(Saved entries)
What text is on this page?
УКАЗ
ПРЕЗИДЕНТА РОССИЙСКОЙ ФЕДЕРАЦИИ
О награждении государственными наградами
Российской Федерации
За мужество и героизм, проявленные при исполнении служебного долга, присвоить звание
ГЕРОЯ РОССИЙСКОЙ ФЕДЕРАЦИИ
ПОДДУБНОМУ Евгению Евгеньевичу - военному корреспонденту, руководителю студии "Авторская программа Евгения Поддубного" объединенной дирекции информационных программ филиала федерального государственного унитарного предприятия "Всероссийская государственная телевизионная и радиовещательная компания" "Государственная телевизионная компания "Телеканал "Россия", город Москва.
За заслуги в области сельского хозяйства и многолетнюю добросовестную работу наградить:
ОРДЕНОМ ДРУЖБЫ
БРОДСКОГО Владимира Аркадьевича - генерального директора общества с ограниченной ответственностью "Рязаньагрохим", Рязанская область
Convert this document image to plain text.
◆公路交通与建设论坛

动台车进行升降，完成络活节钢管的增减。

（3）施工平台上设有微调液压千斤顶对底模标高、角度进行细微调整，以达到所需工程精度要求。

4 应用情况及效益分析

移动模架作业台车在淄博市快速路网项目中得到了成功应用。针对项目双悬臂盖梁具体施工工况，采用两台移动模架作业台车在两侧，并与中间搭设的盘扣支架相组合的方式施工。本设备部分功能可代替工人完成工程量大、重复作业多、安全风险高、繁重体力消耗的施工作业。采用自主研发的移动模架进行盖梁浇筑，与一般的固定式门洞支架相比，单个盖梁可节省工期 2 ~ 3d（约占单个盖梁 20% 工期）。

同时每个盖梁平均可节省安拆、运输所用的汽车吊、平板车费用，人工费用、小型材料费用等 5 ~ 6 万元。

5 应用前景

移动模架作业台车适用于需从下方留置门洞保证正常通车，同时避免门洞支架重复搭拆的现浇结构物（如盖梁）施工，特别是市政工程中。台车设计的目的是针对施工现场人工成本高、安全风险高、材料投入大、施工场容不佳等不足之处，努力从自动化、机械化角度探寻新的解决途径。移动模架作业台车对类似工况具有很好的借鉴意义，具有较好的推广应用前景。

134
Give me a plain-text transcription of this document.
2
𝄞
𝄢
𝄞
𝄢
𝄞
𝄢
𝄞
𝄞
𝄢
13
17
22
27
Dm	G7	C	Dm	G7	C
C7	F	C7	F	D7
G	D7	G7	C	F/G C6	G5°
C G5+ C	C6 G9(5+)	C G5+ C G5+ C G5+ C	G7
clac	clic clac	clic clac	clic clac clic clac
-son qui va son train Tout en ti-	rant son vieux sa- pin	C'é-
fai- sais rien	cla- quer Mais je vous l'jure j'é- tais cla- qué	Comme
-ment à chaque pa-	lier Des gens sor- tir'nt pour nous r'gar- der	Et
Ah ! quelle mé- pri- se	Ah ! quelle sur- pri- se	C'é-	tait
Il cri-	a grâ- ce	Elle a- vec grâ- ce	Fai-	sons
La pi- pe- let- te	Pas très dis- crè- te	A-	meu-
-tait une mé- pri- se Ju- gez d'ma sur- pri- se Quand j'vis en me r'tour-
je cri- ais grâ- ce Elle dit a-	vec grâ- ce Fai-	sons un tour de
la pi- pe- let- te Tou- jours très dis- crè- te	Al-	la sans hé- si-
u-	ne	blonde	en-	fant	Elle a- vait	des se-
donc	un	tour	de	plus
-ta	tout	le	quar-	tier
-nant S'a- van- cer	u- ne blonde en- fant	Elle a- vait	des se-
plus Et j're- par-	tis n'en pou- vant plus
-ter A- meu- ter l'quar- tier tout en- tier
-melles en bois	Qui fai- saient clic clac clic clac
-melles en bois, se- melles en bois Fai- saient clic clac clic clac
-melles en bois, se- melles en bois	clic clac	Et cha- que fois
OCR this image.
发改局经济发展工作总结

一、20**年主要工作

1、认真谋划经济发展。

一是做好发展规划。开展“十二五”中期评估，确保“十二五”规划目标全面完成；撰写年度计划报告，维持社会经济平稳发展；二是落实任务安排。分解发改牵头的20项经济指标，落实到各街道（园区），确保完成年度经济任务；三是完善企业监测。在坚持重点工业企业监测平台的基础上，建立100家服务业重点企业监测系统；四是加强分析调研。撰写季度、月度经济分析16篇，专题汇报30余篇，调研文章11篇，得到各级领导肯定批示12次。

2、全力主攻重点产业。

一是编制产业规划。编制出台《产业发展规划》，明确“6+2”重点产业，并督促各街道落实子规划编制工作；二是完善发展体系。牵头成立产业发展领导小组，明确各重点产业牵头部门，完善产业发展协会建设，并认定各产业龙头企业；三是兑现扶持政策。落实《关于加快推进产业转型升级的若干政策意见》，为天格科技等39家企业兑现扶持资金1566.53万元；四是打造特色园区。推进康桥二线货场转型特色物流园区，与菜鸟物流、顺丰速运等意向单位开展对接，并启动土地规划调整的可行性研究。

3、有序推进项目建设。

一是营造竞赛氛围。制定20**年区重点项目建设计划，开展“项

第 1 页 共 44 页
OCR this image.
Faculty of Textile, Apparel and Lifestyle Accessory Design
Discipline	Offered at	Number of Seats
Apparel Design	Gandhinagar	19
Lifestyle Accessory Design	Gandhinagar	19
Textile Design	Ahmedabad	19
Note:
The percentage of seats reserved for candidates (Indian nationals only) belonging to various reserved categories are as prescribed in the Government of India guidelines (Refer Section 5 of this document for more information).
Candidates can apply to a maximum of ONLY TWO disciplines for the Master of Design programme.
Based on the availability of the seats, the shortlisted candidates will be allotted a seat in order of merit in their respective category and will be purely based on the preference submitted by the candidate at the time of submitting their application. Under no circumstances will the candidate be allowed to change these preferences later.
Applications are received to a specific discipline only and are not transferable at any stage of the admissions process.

### Written instruction
Quote every record above exactly.

### Exercise output
What text is on this page?
УКАЗ
ПРЕЗИДЕНТА РОССИЙСКОЙ ФЕДЕРАЦИИ
О награждении государственными наградами
Российской Федерации
За мужество и героизм, проявленные при исполнении служебного долга, присвоить звание
ГЕРОЯ РОССИЙСКОЙ ФЕДЕРАЦИИ
ПОДДУБНОМУ Евгению Евгеньевичу - военному корреспонденту, руководителю студии "Авторская программа Евгения Поддубного" объединенной дирекции информационных программ филиала федерального государственного унитарного предприятия "Всероссийская государственная телевизионная и радиовещательная компания" "Государственная телевизионная компания "Телеканал "Россия", город Москва.
За заслуги в области сельского хозяйства и многолетнюю добросовестную работу наградить:
ОРДЕНОМ ДРУЖБЫ
БРОДСКОГО Владимира Аркадьевича - генерального директора общества с ограниченной ответственностью "Рязаньагрохим", Рязанская область
Convert this document image to plain text.
◆公路交通与建设论坛

动台车进行升降，完成络活节钢管的增减。

（3）施工平台上设有微调液压千斤顶对底模标高、角度进行细微调整，以达到所需工程精度要求。

4 应用情况及效益分析

移动模架作业台车在淄博市快速路网项目中得到了成功应用。针对项目双悬臂盖梁具体施工工况，采用两台移动模架作业台车在两侧，并与中间搭设的盘扣支架相组合的方式施工。本设备部分功能可代替工人完成工程量大、重复作业多、安全风险高、繁重体力消耗的施工作业。采用自主研发的移动模架进行盖梁浇筑，与一般的固定式门洞支架相比，单个盖梁可节省工期 2 ~ 3d（约占单个盖梁 20% 工期）。

同时每个盖梁平均可节省安拆、运输所用的汽车吊、平板车费用，人工费用、小型材料费用等 5 ~ 6 万元。

5 应用前景

移动模架作业台车适用于需从下方留置门洞保证正常通车，同时避免门洞支架重复搭拆的现浇结构物（如盖梁）施工，特别是市政工程中。台车设计的目的是针对施工现场人工成本高、安全风险高、材料投入大、施工场容不佳等不足之处，努力从自动化、机械化角度探寻新的解决途径。移动模架作业台车对类似工况具有很好的借鉴意义，具有较好的推广应用前景。

134
Give me a plain-text transcription of this document.
2
𝄞
𝄢
𝄞
𝄢
𝄞
𝄢
𝄞
𝄞
𝄢
13
17
22
27
Dm	G7	C	Dm	G7	C
C7	F	C7	F	D7
G	D7	G7	C	F/G C6	G5°
C G5+ C	C6 G9(5+)	C G5+ C G5+ C G5+ C	G7
clac	clic clac	clic clac	clic clac clic clac
-son qui va son train Tout en ti-	rant son vieux sa- pin	C'é-
fai- sais rien	cla- quer Mais je vous l'jure j'é- tais cla- qué	Comme
-ment à chaque pa-	lier Des gens sor- tir'nt pour nous r'gar- der	Et
Ah ! quelle mé- pri- se	Ah ! quelle sur- pri- se	C'é-	tait
Il cri-	a grâ- ce	Elle a- vec grâ- ce	Fai-	sons
La pi- pe- let- te	Pas très dis- crè- te	A-	meu-
-tait une mé- pri- se Ju- gez d'ma sur- pri- se Quand j'vis en me r'tour-
je cri- ais grâ- ce Elle dit a-	vec grâ- ce Fai-	sons un tour de
la pi- pe- let- te Tou- jours très dis- crè- te	Al-	la sans hé- si-
u-	ne	blonde	en-	fant	Elle a- vait	des se-
donc	un	tour	de	plus
-ta	tout	le	quar-	tier
-nant S'a- van- cer	u- ne blonde en- fant	Elle a- vait	des se-
plus Et j're- par-	tis n'en pou- vant plus
-ter A- meu- ter l'quar- tier tout en- tier
-melles en bois	Qui fai- saient clic clac clic clac
-melles en bois, se- melles en bois Fai- saient clic clac clic clac
-melles en bois, se- melles en bois	clic clac	Et cha- que fois
OCR this image.
发改局经济发展工作总结

一、20**年主要工作

1、认真谋划经济发展。

一是做好发展规划。开展“十二五”中期评估，确保“十二五”规划目标全面完成；撰写年度计划报告，维持社会经济平稳发展；二是落实任务安排。分解发改牵头的20项经济指标，落实到各街道（园区），确保完成年度经济任务；三是完善企业监测。在坚持重点工业企业监测平台的基础上，建立100家服务业重点企业监测系统；四是加强分析调研。撰写季度、月度经济分析16篇，专题汇报30余篇，调研文章11篇，得到各级领导肯定批示12次。

2、全力主攻重点产业。

一是编制产业规划。编制出台《产业发展规划》，明确“6+2”重点产业，并督促各街道落实子规划编制工作；二是完善发展体系。牵头成立产业发展领导小组，明确各重点产业牵头部门，完善产业发展协会建设，并认定各产业龙头企业；三是兑现扶持政策。落实《关于加快推进产业转型升级的若干政策意见》，为天格科技等39家企业兑现扶持资金1566.53万元；四是打造特色园区。推进康桥二线货场转型特色物流园区，与菜鸟物流、顺丰速运等意向单位开展对接，并启动土地规划调整的可行性研究。

3、有序推进项目建设。

一是营造竞赛氛围。制定20**年区重点项目建设计划，开展“项

第 1 页 共 44 页
OCR this image.
Faculty of Textile, Apparel and Lifestyle Accessory Design
Discipline	Offered at	Number of Seats
Apparel Design	Gandhinagar	19
Lifestyle Accessory Design	Gandhinagar	19
Textile Design	Ahmedabad	19
Note:
The percentage of seats reserved for candidates (Indian nationals only) belonging to various reserved categories are as prescribed in the Government of India guidelines (Refer Section 5 of this document for more information).
Candidates can apply to a maximum of ONLY TWO disciplines for the Master of Design programme.
Based on the availability of the seats, the shortlisted candidates will be allotted a seat in order of merit in their respective category and will be purely based on the preference submitted by the candidate at the time of submitting their application. Under no circumstances will the candidate be allowed to change these preferences later.
Applications are received to a specific discipline only and are not transferable at any stage of the admissions process.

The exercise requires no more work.